→ PROBLEM REQUIREMENTS
Return all lines in the material below that contain "TradingView".

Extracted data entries
= = =

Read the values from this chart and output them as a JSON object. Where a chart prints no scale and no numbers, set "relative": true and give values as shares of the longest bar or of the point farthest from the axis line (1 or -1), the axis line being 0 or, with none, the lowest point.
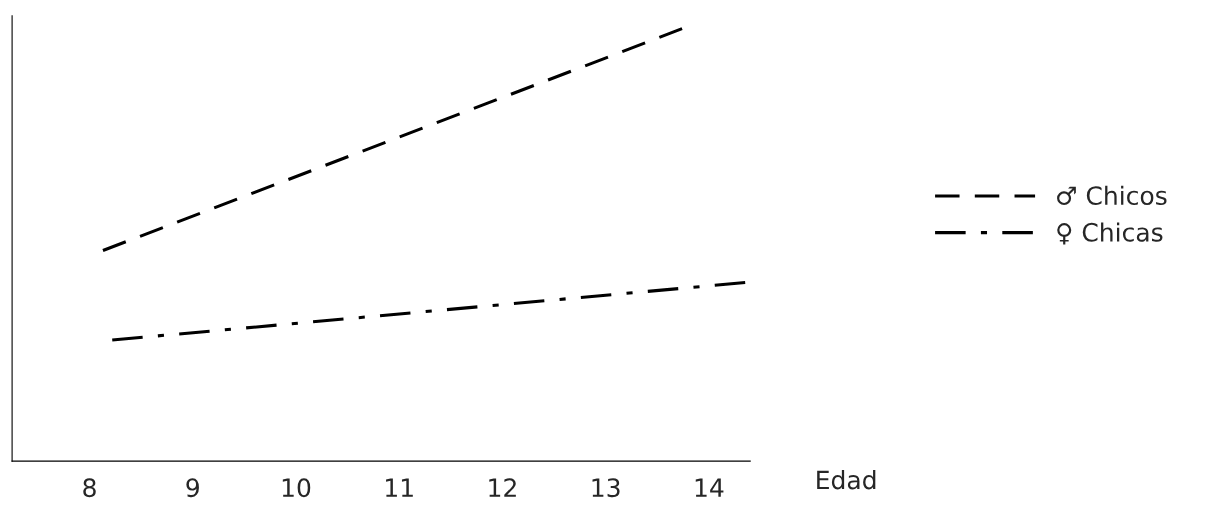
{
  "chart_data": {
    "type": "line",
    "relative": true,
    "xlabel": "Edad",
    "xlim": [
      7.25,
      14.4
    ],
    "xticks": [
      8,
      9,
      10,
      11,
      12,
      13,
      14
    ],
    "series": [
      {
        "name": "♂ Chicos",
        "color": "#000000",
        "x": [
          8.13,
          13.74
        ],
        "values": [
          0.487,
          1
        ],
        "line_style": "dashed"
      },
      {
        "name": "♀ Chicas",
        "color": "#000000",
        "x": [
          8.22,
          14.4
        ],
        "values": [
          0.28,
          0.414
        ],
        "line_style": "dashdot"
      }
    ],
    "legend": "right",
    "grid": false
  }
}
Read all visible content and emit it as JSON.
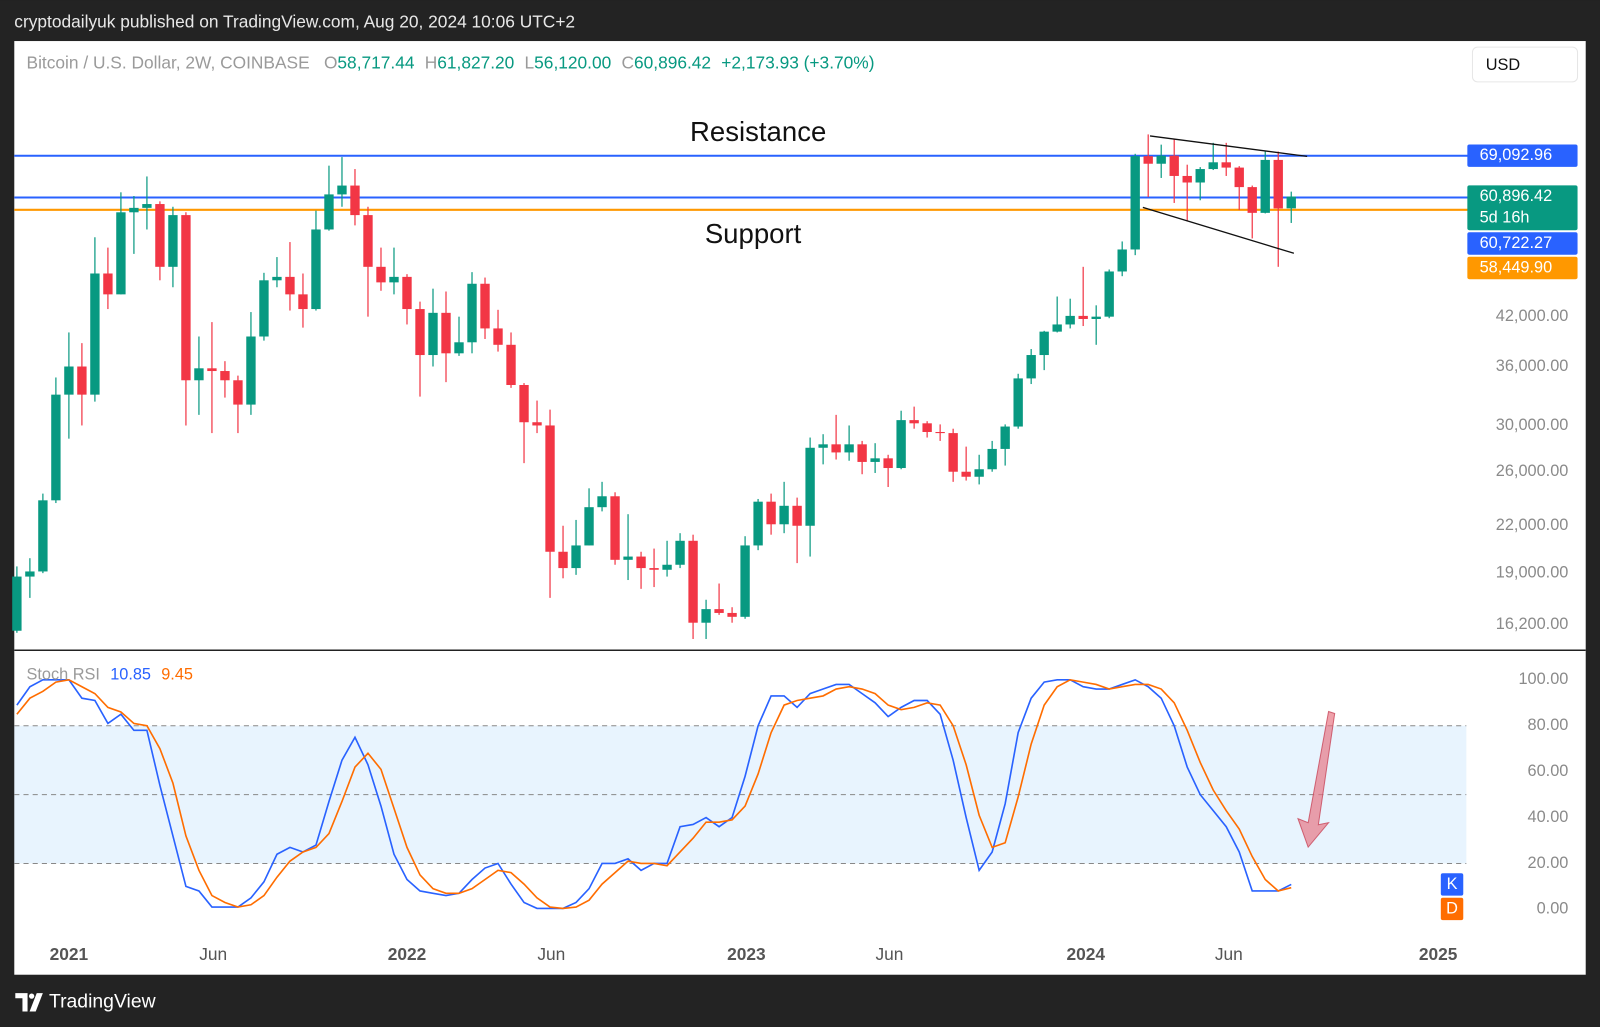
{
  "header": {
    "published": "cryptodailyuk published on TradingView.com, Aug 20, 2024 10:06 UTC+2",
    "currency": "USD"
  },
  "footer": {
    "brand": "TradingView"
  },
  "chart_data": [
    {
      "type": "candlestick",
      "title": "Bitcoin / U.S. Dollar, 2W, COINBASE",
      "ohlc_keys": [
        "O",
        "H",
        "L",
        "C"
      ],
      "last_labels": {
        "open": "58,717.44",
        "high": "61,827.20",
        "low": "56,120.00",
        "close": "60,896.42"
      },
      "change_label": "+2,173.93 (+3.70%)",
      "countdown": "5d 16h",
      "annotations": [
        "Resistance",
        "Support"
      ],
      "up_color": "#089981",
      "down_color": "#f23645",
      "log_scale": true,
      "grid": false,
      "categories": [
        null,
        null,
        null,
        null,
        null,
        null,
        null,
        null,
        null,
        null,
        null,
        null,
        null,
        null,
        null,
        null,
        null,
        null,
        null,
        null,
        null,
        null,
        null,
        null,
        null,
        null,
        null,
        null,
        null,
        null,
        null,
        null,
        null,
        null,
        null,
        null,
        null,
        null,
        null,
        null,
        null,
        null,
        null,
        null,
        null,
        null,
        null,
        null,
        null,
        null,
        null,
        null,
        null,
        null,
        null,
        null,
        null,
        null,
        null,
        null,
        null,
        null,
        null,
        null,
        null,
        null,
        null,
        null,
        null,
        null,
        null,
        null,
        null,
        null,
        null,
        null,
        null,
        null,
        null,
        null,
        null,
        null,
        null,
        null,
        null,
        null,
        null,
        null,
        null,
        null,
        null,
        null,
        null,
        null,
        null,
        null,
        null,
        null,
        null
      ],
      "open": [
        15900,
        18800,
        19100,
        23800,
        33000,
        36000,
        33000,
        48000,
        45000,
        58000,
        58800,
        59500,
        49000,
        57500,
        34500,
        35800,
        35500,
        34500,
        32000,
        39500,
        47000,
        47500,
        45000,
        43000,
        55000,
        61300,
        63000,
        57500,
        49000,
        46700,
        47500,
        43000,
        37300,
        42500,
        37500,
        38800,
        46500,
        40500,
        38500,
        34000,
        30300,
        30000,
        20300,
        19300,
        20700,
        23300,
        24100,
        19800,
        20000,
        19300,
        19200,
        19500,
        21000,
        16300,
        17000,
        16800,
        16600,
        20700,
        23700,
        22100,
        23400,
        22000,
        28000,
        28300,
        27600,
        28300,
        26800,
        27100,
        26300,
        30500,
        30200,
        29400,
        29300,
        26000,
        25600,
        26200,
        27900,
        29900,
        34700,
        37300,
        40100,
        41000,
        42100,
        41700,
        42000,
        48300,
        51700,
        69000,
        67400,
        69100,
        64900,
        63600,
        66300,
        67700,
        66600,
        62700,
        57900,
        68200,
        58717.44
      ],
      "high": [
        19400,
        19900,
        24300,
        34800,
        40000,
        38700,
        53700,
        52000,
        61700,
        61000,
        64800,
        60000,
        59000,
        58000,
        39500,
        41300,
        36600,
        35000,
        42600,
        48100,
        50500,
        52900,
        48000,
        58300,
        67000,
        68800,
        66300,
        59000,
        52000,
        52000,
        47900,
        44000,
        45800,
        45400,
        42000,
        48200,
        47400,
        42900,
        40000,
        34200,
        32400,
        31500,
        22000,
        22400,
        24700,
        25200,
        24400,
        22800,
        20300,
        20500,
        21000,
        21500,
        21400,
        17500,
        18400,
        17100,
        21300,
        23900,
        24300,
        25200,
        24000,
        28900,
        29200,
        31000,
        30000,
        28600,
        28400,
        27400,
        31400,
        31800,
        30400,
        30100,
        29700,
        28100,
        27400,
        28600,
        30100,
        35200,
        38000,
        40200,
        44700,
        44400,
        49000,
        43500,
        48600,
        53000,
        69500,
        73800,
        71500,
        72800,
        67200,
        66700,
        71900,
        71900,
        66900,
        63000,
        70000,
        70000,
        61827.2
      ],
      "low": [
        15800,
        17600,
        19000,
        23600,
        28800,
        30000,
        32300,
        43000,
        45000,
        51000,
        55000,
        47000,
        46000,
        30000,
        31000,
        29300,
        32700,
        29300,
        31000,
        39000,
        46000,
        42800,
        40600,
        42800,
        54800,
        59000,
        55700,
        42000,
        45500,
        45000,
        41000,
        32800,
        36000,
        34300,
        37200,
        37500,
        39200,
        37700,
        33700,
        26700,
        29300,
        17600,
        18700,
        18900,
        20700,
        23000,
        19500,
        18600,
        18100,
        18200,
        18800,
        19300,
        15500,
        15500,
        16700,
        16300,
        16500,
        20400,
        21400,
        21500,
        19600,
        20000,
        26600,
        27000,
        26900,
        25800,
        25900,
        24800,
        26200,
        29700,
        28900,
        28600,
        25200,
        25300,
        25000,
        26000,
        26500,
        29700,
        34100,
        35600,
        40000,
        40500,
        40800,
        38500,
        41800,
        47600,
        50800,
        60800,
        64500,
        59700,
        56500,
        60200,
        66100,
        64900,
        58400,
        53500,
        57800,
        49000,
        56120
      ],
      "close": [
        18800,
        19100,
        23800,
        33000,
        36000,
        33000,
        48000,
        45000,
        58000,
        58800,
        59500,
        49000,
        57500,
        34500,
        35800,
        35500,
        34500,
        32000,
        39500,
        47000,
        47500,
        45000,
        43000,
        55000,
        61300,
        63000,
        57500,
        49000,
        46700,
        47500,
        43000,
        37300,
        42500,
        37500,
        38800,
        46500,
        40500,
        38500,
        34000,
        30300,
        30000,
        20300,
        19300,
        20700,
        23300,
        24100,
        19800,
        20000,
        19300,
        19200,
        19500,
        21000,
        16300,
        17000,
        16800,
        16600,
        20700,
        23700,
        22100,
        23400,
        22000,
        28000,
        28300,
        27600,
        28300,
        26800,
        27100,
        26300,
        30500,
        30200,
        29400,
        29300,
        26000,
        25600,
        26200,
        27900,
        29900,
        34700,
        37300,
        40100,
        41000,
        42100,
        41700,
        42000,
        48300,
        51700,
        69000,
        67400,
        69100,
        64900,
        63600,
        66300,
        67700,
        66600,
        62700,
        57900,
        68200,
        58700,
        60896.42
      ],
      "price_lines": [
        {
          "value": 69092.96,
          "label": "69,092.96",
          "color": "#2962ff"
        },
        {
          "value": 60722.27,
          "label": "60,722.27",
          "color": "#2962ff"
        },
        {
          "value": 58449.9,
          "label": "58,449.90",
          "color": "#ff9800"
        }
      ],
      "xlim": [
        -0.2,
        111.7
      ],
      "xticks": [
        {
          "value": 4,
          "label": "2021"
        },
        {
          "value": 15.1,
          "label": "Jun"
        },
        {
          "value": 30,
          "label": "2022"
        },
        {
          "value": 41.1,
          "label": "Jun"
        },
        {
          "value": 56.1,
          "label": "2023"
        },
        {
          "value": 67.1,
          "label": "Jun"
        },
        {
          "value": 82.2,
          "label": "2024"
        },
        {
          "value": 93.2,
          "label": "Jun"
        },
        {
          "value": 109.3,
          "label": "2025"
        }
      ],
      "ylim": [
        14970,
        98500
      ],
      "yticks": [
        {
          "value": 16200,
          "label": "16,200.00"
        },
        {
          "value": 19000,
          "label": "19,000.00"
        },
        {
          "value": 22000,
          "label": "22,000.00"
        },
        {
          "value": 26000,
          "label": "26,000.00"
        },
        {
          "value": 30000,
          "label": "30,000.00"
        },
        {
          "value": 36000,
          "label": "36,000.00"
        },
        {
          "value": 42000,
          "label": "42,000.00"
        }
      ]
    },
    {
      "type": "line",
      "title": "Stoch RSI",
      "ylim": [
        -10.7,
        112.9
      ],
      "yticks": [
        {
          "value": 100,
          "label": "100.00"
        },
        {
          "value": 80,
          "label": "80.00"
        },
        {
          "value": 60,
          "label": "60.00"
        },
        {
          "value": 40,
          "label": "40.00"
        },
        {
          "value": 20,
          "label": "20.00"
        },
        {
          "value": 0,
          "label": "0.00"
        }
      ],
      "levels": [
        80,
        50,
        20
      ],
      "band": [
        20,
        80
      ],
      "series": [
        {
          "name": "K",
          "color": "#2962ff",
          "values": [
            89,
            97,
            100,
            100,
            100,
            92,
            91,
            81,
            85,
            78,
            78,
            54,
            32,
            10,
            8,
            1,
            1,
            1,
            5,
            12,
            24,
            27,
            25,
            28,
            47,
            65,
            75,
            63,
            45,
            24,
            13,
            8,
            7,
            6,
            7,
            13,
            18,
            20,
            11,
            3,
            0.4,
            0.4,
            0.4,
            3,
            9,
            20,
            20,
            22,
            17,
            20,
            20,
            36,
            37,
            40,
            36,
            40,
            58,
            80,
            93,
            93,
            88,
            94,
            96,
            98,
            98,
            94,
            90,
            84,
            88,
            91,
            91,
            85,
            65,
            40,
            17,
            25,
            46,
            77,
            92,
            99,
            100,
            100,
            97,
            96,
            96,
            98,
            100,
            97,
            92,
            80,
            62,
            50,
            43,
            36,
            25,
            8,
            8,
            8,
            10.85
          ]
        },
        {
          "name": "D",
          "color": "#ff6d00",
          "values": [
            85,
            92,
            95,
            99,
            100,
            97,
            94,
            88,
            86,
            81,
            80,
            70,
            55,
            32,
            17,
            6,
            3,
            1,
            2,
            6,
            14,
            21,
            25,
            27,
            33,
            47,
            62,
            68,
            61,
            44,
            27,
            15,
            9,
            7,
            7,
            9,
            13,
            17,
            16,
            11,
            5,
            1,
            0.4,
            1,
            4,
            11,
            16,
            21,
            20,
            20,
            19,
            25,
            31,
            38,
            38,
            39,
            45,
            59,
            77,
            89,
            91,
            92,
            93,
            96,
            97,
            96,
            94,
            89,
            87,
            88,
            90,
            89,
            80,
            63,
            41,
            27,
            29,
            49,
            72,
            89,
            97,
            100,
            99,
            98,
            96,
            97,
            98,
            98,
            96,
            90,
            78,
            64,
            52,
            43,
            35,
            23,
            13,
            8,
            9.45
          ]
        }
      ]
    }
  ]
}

= = =

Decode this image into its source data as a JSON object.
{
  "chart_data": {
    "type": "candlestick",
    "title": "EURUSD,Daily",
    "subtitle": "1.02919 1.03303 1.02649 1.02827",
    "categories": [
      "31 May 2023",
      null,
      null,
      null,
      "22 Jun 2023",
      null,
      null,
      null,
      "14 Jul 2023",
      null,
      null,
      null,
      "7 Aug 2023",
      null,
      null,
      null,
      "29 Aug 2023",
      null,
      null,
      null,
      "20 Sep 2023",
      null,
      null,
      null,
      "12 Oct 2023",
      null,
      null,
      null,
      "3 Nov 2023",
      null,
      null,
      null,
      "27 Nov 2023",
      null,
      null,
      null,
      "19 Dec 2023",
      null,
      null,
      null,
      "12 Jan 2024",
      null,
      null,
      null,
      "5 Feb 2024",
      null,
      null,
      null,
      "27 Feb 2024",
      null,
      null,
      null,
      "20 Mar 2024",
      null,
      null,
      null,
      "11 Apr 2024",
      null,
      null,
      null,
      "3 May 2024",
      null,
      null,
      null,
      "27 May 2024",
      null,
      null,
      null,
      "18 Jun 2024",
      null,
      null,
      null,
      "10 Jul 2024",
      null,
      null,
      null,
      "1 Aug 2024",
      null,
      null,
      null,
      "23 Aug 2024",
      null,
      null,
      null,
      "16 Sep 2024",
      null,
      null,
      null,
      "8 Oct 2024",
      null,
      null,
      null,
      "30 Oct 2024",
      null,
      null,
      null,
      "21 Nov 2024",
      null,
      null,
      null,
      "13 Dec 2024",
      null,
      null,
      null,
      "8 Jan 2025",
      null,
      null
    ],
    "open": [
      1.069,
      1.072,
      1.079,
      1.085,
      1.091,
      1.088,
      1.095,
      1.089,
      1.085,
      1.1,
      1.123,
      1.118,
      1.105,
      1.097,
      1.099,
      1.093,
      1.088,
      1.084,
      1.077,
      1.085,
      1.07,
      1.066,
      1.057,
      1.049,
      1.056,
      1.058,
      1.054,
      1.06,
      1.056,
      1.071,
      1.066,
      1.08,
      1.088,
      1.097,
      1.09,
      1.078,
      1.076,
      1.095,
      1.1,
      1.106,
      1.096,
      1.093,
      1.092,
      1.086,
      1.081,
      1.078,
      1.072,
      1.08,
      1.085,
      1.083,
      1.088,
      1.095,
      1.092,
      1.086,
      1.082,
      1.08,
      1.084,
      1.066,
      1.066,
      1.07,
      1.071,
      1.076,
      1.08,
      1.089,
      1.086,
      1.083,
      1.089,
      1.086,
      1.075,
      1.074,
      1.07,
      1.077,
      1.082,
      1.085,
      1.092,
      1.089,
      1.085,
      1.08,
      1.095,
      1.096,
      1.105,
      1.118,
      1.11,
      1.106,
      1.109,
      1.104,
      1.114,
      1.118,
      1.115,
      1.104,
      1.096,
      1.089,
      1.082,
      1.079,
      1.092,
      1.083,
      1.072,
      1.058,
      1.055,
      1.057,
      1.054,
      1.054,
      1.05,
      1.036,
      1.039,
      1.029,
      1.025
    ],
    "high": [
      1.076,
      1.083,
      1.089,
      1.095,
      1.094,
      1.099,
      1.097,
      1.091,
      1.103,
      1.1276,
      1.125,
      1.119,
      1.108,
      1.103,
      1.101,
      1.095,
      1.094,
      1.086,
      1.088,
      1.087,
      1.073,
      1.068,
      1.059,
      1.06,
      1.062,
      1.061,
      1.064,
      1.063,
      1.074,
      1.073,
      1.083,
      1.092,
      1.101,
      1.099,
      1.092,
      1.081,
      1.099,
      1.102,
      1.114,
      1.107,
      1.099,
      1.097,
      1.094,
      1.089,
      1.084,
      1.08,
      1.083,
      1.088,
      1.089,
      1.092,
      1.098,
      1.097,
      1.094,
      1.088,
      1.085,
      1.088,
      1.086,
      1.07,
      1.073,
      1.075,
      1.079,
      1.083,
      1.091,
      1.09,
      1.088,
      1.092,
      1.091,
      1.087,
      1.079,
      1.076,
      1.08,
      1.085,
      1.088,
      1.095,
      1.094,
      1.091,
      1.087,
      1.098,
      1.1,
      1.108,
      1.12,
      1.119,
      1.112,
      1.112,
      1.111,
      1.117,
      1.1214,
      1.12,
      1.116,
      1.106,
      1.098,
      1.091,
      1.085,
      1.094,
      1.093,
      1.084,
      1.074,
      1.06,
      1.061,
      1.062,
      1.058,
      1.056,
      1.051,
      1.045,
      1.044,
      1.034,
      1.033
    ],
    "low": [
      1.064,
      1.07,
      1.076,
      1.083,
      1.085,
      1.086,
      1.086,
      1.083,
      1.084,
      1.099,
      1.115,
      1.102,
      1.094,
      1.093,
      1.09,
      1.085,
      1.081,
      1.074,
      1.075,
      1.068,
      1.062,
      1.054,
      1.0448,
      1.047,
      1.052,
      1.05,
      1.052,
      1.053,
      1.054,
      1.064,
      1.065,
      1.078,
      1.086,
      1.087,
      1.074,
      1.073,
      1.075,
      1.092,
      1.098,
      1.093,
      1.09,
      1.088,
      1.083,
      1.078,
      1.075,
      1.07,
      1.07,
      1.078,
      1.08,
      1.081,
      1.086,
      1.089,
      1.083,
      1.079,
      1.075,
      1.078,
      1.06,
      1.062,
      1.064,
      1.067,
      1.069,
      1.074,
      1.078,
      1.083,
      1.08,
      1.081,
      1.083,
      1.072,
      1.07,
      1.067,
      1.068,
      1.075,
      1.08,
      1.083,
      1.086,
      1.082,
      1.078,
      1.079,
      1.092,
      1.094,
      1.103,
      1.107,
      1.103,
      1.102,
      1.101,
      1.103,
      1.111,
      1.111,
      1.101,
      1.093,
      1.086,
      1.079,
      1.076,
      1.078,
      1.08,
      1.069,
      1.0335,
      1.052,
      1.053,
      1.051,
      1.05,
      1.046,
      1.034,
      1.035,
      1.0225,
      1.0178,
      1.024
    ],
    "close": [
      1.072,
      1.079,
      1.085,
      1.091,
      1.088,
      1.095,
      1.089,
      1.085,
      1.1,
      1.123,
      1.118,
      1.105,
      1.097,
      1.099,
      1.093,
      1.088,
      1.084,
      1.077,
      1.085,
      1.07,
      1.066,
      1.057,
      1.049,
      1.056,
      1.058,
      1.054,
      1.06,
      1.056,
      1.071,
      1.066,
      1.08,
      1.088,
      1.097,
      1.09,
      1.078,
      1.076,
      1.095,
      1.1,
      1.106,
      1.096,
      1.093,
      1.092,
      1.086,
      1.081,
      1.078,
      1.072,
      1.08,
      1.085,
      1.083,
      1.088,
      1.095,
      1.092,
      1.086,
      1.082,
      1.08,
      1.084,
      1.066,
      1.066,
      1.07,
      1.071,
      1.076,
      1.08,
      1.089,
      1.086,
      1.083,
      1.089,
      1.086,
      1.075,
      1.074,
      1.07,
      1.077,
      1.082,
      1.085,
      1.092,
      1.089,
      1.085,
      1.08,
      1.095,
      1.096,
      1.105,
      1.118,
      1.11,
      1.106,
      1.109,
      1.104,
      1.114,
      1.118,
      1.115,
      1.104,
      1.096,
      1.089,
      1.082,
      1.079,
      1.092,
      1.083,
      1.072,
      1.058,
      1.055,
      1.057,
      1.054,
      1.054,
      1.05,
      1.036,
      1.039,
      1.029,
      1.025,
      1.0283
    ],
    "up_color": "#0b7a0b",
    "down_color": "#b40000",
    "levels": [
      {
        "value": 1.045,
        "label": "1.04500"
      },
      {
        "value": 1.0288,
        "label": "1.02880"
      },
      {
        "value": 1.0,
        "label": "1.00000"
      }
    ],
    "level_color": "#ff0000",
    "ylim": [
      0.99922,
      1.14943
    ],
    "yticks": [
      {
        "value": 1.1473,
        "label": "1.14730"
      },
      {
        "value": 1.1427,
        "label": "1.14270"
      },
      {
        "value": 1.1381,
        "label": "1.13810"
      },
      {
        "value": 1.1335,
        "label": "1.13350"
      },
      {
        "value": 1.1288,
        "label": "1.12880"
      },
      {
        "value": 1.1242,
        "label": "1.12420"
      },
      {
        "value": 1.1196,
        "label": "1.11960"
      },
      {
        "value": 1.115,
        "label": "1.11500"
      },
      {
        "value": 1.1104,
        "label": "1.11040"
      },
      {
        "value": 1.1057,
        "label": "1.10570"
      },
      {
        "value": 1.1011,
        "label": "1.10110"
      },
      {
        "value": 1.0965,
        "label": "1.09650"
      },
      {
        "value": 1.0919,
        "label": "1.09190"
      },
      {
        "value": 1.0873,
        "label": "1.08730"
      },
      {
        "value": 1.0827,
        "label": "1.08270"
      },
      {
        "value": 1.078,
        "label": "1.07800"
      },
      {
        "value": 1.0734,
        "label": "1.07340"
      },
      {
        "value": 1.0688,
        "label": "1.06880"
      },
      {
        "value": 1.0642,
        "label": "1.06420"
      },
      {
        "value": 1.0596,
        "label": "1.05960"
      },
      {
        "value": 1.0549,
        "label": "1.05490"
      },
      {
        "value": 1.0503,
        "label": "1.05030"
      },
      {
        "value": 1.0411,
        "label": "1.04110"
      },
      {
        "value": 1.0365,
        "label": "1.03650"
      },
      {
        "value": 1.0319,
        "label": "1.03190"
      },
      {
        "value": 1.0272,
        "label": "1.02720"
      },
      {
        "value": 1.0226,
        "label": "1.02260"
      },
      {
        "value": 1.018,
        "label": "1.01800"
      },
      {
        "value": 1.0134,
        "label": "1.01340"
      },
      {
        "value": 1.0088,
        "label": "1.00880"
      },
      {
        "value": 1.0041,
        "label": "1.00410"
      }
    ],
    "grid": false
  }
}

= = =

→ EXERCISE RESULT
    "published": "cryptodailyuk published on TradingView.com, Aug 20, 2024 10:06 UTC+2",
    "brand": "TradingView"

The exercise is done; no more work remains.